Directions> Return a copy of every line in the records that includes the word "employees".

Start of Material shown

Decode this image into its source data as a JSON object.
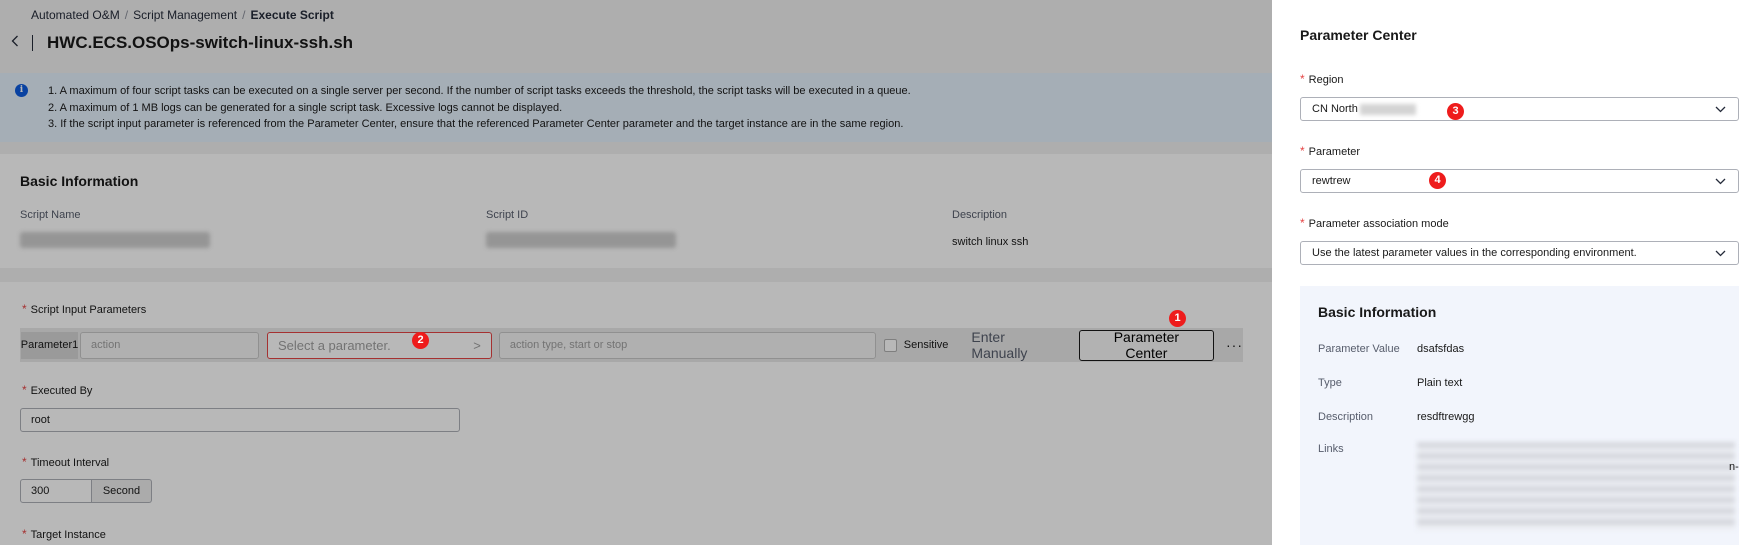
{
  "breadcrumb": {
    "items": [
      "Automated O&M",
      "Script Management"
    ],
    "current": "Execute Script",
    "separator": "/"
  },
  "page": {
    "title": "HWC.ECS.OSOps-switch-linux-ssh.sh",
    "back_icon": "chevron-left-icon"
  },
  "notice": {
    "icon": "info-icon",
    "lines": [
      "1. A maximum of four script tasks can be executed on a single server per second. If the number of script tasks exceeds the threshold, the script tasks will be executed in a queue.",
      "2. A maximum of 1 MB logs can be generated for a single script task. Excessive logs cannot be displayed.",
      "3. If the script input parameter is referenced from the Parameter Center, ensure that the referenced Parameter Center parameter and the target instance are in the same region."
    ]
  },
  "basic_info": {
    "title": "Basic Information",
    "script_name_label": "Script Name",
    "script_id_label": "Script ID",
    "description_label": "Description",
    "description_value": "switch linux ssh"
  },
  "form": {
    "required_mark": "*",
    "input_params_label": "Script Input Parameters",
    "param_tag": "Parameter1",
    "param_name_placeholder": "action",
    "param_select_placeholder": "Select a parameter.",
    "param_select_arrow": ">",
    "param_desc_placeholder": "action type, start or stop",
    "sensitive_label": "Sensitive",
    "enter_manually": "Enter Manually",
    "parameter_center_button": "Parameter Center",
    "more_label": "···",
    "executed_by_label": "Executed By",
    "executed_by_value": "root",
    "timeout_label": "Timeout Interval",
    "timeout_value": "300",
    "timeout_unit": "Second",
    "target_instance_label": "Target Instance"
  },
  "badges": [
    "1",
    "2",
    "3",
    "4"
  ],
  "drawer": {
    "title": "Parameter Center",
    "region_label": "Region",
    "region_value": "CN North",
    "parameter_label": "Parameter",
    "parameter_value": "rewtrew",
    "association_label": "Parameter association mode",
    "association_value": "Use the latest parameter values in the corresponding environment.",
    "chevron_icon": "chevron-down-icon",
    "info": {
      "title": "Basic Information",
      "value_label": "Parameter Value",
      "value": "dsafsfdas",
      "type_label": "Type",
      "type": "Plain text",
      "description_label": "Description",
      "description": "resdftrewgg",
      "links_label": "Links",
      "links_suffix": "n-"
    }
  },
  "colors": {
    "badge": "#ee1c1c",
    "required": "#e54545",
    "notice_bg": "#e5f1fc",
    "info_panel_bg": "#f2f5fc"
  }
}
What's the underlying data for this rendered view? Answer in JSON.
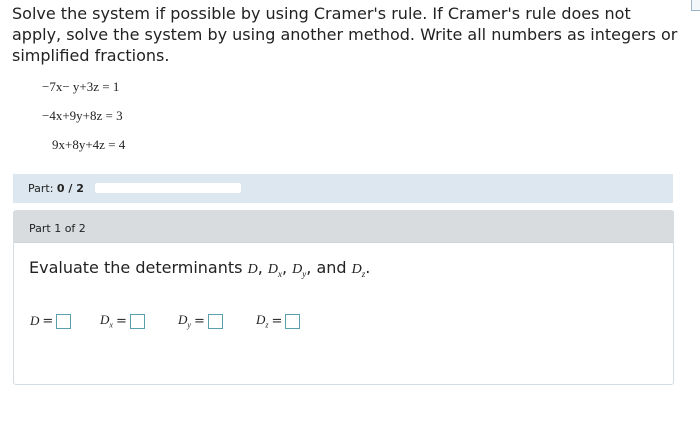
{
  "prompt": "Solve the system if possible by using Cramer's rule. If Cramer's rule does not apply, solve the system by using another method. Write all numbers as integers or simplified fractions.",
  "equations": [
    {
      "lhs": "−7x− y+3z",
      "rhs": "1"
    },
    {
      "lhs": "−4x+9y+8z",
      "rhs": "3"
    },
    {
      "lhs": "9x+8y+4z",
      "rhs": "4"
    }
  ],
  "part_bar": {
    "label": "Part:",
    "value": "0 / 2",
    "progress_fraction": 0.0
  },
  "panel": {
    "header": "Part 1 of 2",
    "question_text": "Evaluate the determinants",
    "question_and": "and",
    "answers": [
      {
        "symbol": "D",
        "sub": ""
      },
      {
        "symbol": "D",
        "sub": "x"
      },
      {
        "symbol": "D",
        "sub": "y"
      },
      {
        "symbol": "D",
        "sub": "z"
      }
    ]
  },
  "colors": {
    "part_bar_bg": "#dde7ef",
    "panel_header_bg": "#d9dcdf",
    "answer_box_border": "#5a9fb0"
  }
}
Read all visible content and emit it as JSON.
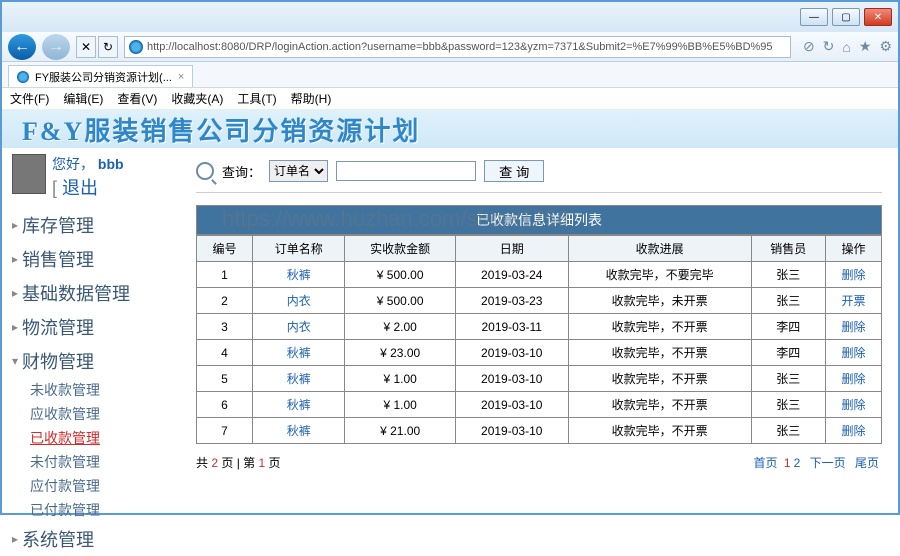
{
  "window": {
    "url_display": "http://localhost:8080/DRP/loginAction.action?username=bbb&password=123&yzm=7371&Submit2=%E7%99%BB%E5%BD%95",
    "tab_title": "FY服装公司分销资源计划(...",
    "min": "—",
    "max": "▢",
    "close": "✕"
  },
  "menu": [
    "文件(F)",
    "编辑(E)",
    "查看(V)",
    "收藏夹(A)",
    "工具(T)",
    "帮助(H)"
  ],
  "banner": "F&Y服装销售公司分销资源计划",
  "sidebar": {
    "hello_prefix": "您好，",
    "username": "bbb",
    "logout": "退出",
    "top_items": [
      "库存管理",
      "销售管理",
      "基础数据管理",
      "物流管理",
      "财物管理",
      "系统管理"
    ],
    "open_index": 4,
    "sub_items": [
      "未收款管理",
      "应收款管理",
      "已收款管理",
      "未付款管理",
      "应付款管理",
      "已付款管理"
    ],
    "active_sub_index": 2
  },
  "search": {
    "label": "查询：",
    "select_value": "订单名",
    "input_value": "",
    "button": "查 询"
  },
  "table": {
    "title": "已收款信息详细列表",
    "headers": [
      "编号",
      "订单名称",
      "实收款金额",
      "日期",
      "收款进展",
      "销售员",
      "操作"
    ],
    "rows": [
      {
        "id": "1",
        "name": "秋裤",
        "amount": "¥ 500.00",
        "date": "2019-03-24",
        "progress": "收款完毕，不要完毕",
        "seller": "张三",
        "op": "删除"
      },
      {
        "id": "2",
        "name": "内衣",
        "amount": "¥ 500.00",
        "date": "2019-03-23",
        "progress": "收款完毕，未开票",
        "seller": "张三",
        "op": "开票"
      },
      {
        "id": "3",
        "name": "内衣",
        "amount": "¥ 2.00",
        "date": "2019-03-11",
        "progress": "收款完毕，不开票",
        "seller": "李四",
        "op": "删除"
      },
      {
        "id": "4",
        "name": "秋裤",
        "amount": "¥ 23.00",
        "date": "2019-03-10",
        "progress": "收款完毕，不开票",
        "seller": "李四",
        "op": "删除"
      },
      {
        "id": "5",
        "name": "秋裤",
        "amount": "¥ 1.00",
        "date": "2019-03-10",
        "progress": "收款完毕，不开票",
        "seller": "张三",
        "op": "删除"
      },
      {
        "id": "6",
        "name": "秋裤",
        "amount": "¥ 1.00",
        "date": "2019-03-10",
        "progress": "收款完毕，不开票",
        "seller": "张三",
        "op": "删除"
      },
      {
        "id": "7",
        "name": "秋裤",
        "amount": "¥ 21.00",
        "date": "2019-03-10",
        "progress": "收款完毕，不开票",
        "seller": "张三",
        "op": "删除"
      }
    ]
  },
  "pager": {
    "left_prefix": "共 ",
    "total_pages": "2",
    "left_mid": " 页 | 第 ",
    "current_page": "1",
    "left_suffix": " 页",
    "first": "首页",
    "p1": "1",
    "p2": "2",
    "next": "下一页",
    "last": "尾页"
  },
  "watermark": "https://www.huzhan.com/shop/1758"
}
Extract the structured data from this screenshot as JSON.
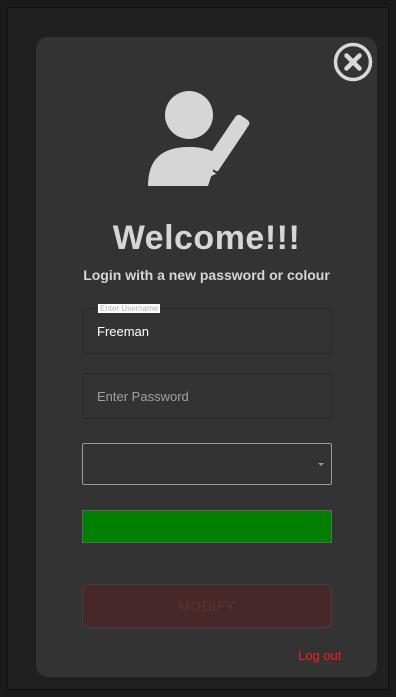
{
  "header": {
    "title": "Welcome!!!",
    "subtitle": "Login with a new password or colour"
  },
  "icons": {
    "close": "close-icon",
    "avatar": "user-edit-icon"
  },
  "form": {
    "username": {
      "label": "Enter Username",
      "value": "Freeman"
    },
    "password": {
      "placeholder": "Enter Password",
      "value": ""
    },
    "colour_select": {
      "selected": ""
    },
    "colour_swatch": {
      "color": "#008000"
    },
    "modify_label": "MODIFY"
  },
  "footer": {
    "logout_label": "Log out"
  },
  "colors": {
    "background": "#333333",
    "text": "#d6d6d6",
    "logout": "#ff1a1a",
    "modify_button": "#462828"
  }
}
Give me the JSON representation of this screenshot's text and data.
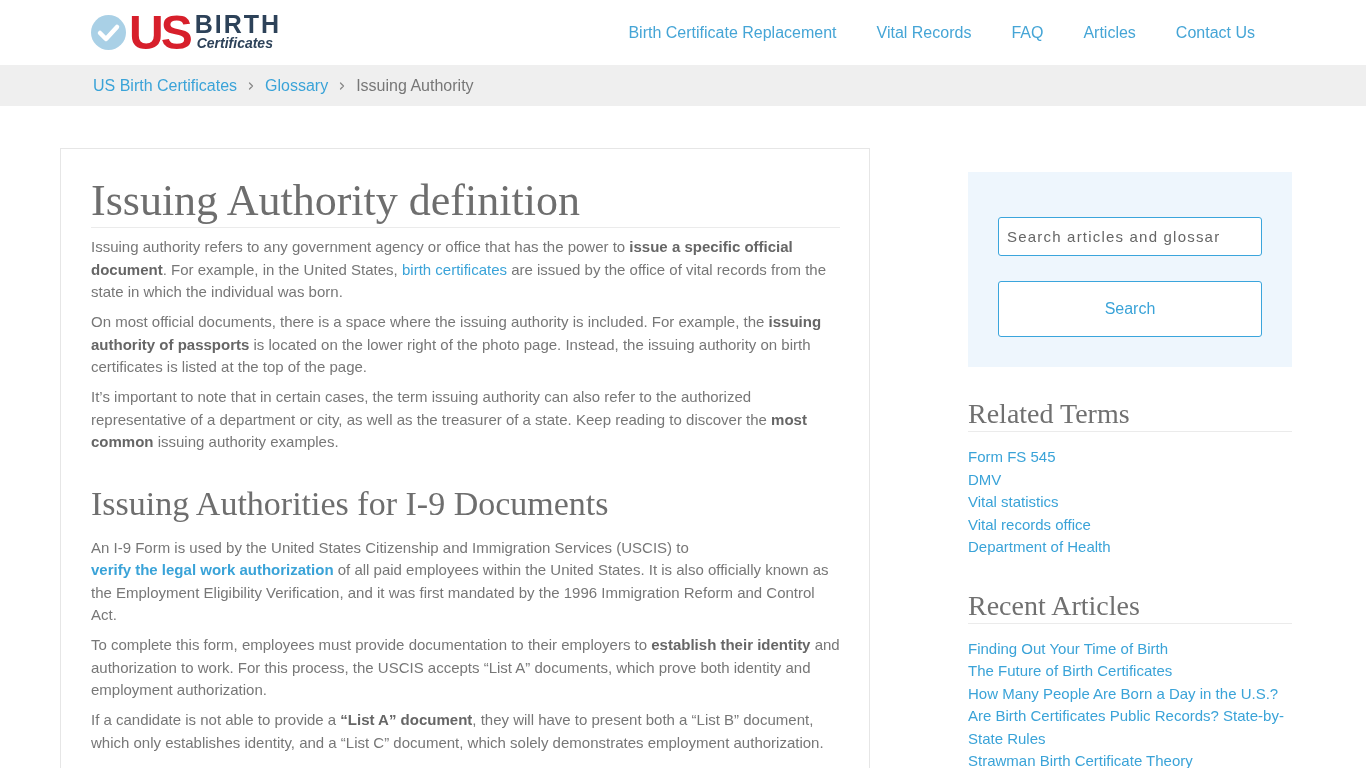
{
  "header": {
    "logo": {
      "mark": "US",
      "word": "BIRTH",
      "sub": "Certificates"
    },
    "nav": [
      {
        "label": "Birth Certificate Replacement"
      },
      {
        "label": "Vital Records"
      },
      {
        "label": "FAQ"
      },
      {
        "label": "Articles"
      },
      {
        "label": "Contact Us"
      }
    ]
  },
  "breadcrumb": [
    {
      "label": "US Birth Certificates",
      "kind": "link"
    },
    {
      "label": "Glossary",
      "kind": "link"
    },
    {
      "label": "Issuing Authority",
      "kind": "current"
    }
  ],
  "article": {
    "title": "Issuing Authority definition",
    "intro": [
      {
        "parts": [
          {
            "kind": "text",
            "text": "Issuing authority refers to any government agency or office that has the power to **issue a specific official document**. For example, in the United States, "
          },
          {
            "kind": "link",
            "text": "birth certificates",
            "bold": false
          },
          {
            "kind": "text",
            "text": " are issued by the office of vital records from the state in which the individual was born."
          }
        ]
      },
      {
        "parts": [
          {
            "kind": "text",
            "text": "On most official documents, there is a space where the issuing authority is included. For example, the **issuing authority of passports** is located on the lower right of the photo page. Instead, the issuing authority on birth certificates is listed at the top of the page."
          }
        ]
      },
      {
        "parts": [
          {
            "kind": "text",
            "text": "It’s important to note that in certain cases, the term issuing authority can also refer to the authorized representative of a department or city, as well as the treasurer of a state. Keep reading to discover the **most common** issuing authority examples."
          }
        ]
      }
    ],
    "sections": [
      {
        "heading": "Issuing Authorities for I-9 Documents",
        "paragraphs": [
          {
            "parts": [
              {
                "kind": "text",
                "text": "An I-9 Form is used by the United States Citizenship and Immigration Services (USCIS) to "
              },
              {
                "kind": "link",
                "text": "verify the legal work authorization",
                "bold": true
              },
              {
                "kind": "text",
                "text": " of all paid employees within the United States. It is also officially known as the Employment Eligibility Verification, and it was first mandated by the 1996 Immigration Reform and Control Act."
              }
            ]
          },
          {
            "parts": [
              {
                "kind": "text",
                "text": "To complete this form, employees must provide documentation to their employers to **establish their identity** and authorization to work. For this process, the USCIS accepts “List A” documents, which prove both identity and employment authorization."
              }
            ]
          },
          {
            "parts": [
              {
                "kind": "text",
                "text": "If a candidate is not able to provide a **“List A” document**, they will have to present both a “List B” document, which only establishes identity, and a “List C” document, which solely demonstrates employment authorization."
              }
            ]
          }
        ]
      }
    ]
  },
  "sidebar": {
    "search": {
      "placeholder": "Search articles and glossar",
      "button": "Search"
    },
    "related_terms": {
      "title": "Related Terms",
      "items": [
        "Form FS 545",
        "DMV",
        "Vital statistics",
        "Vital records office",
        "Department of Health"
      ]
    },
    "recent_articles": {
      "title": "Recent Articles",
      "items": [
        "Finding Out Your Time of Birth",
        "The Future of Birth Certificates",
        "How Many People Are Born a Day in the U.S.?",
        "Are Birth Certificates Public Records? State-by-State Rules",
        "Strawman Birth Certificate Theory"
      ]
    }
  }
}
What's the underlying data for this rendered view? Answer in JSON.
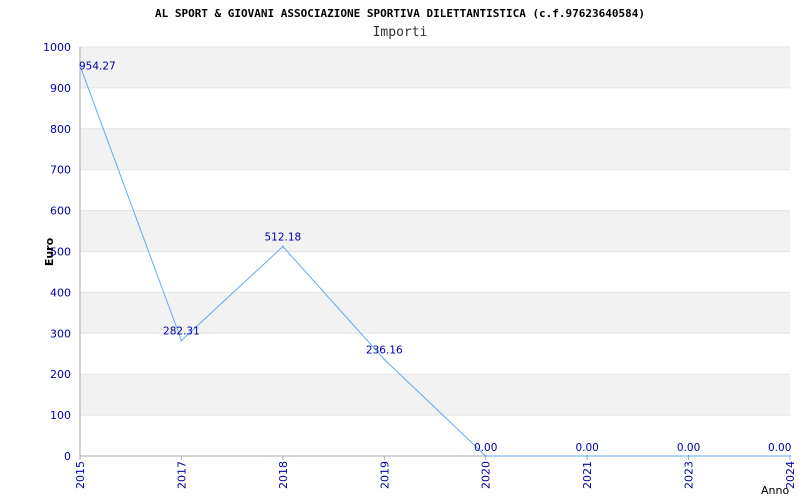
{
  "chart_data": {
    "type": "line",
    "title": "AL SPORT & GIOVANI ASSOCIAZIONE SPORTIVA DILETTANTISTICA (c.f.97623640584)",
    "subtitle": "Importi",
    "xlabel": "Anno",
    "ylabel": "Euro",
    "categories": [
      "2015",
      "2017",
      "2018",
      "2019",
      "2020",
      "2021",
      "2023",
      "2024"
    ],
    "values": [
      954.27,
      282.31,
      512.18,
      236.16,
      0.0,
      0.0,
      0.0,
      0.0
    ],
    "data_labels": [
      "954.27",
      "282.31",
      "512.18",
      "236.16",
      "0.00",
      "0.00",
      "0.00",
      "0.00"
    ],
    "ylim": [
      0,
      1000
    ],
    "yticks": [
      0,
      100,
      200,
      300,
      400,
      500,
      600,
      700,
      800,
      900,
      1000
    ],
    "grid": "horizontal alternating bands",
    "colors": {
      "line": "#66aaee",
      "band": "#f2f2f2",
      "text": "#0000aa",
      "axis": "#aaaaaa"
    }
  }
}
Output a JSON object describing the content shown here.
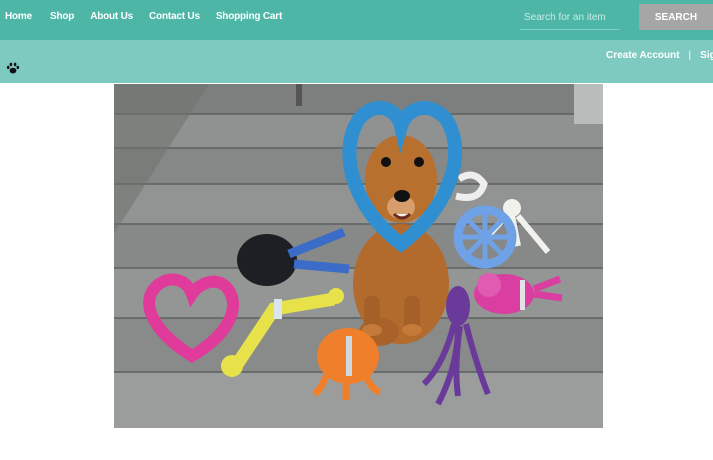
{
  "nav": {
    "items": [
      {
        "label": "Home"
      },
      {
        "label": "Shop"
      },
      {
        "label": "About Us"
      },
      {
        "label": "Contact Us"
      },
      {
        "label": "Shopping Cart"
      }
    ]
  },
  "search": {
    "placeholder": "Search for an item",
    "button_label": "SEARCH"
  },
  "account": {
    "create_label": "Create Account",
    "separator": "|",
    "signin_label": "Sign in"
  },
  "icons": {
    "logo": "paw-icon"
  },
  "colors": {
    "topbar": "#4db6a6",
    "subbar": "#7ecac1",
    "search_button": "#a6a6a6"
  }
}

End of Material shown

Final result>
                "text": " of all paid employees within the United States. It is also officially known as the Employment Eligibility Verification, and it was first mandated by the 1996 Immigration Reform and Control Act."
                "text": "To complete this form, employees must provide documentation to their employers to **establish their identity** and authorization to work. For this process, the USCIS accepts “List A” documents, which prove both identity and employment authorization."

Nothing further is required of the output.